## Brief
Pictures within the data are to be left out; everything else must be reproduced exactly.

## Raw data
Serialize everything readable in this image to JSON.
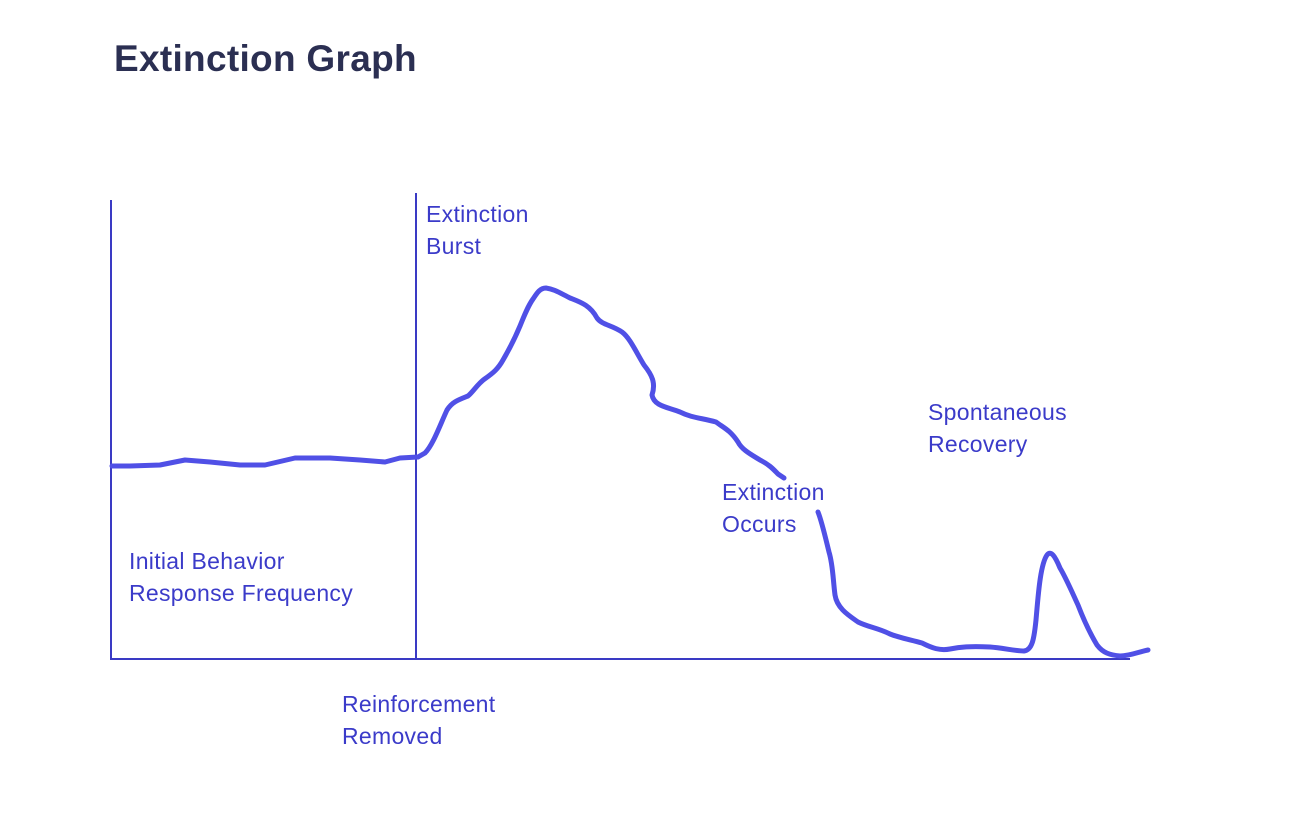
{
  "title": "Extinction Graph",
  "annotations": {
    "extinction_burst": [
      "Extinction",
      "Burst"
    ],
    "initial_behavior": [
      "Initial Behavior",
      "Response Frequency"
    ],
    "reinforcement_removed": [
      "Reinforcement",
      "Removed"
    ],
    "extinction_occurs": [
      "Extinction",
      "Occurs"
    ],
    "spontaneous_recovery": [
      "Spontaneous",
      "Recovery"
    ]
  },
  "colors": {
    "axis": "#3a3ac4",
    "curve": "#5050e6",
    "text": "#3b3bc9",
    "title": "#2b2f52"
  }
}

## The reply
Serialize everything readable in this image to JSON.
{
  "title": "Extinction Graph",
  "annotations": {
    "extinction_burst": [
      "Extinction",
      "Burst"
    ],
    "initial_behavior": [
      "Initial Behavior",
      "Response Frequency"
    ],
    "reinforcement_removed": [
      "Reinforcement",
      "Removed"
    ],
    "extinction_occurs": [
      "Extinction",
      "Occurs"
    ],
    "spontaneous_recovery": [
      "Spontaneous",
      "Recovery"
    ]
  },
  "colors": {
    "axis": "#3a3ac4",
    "curve": "#5050e6",
    "text": "#3b3bc9",
    "title": "#2b2f52"
  }
}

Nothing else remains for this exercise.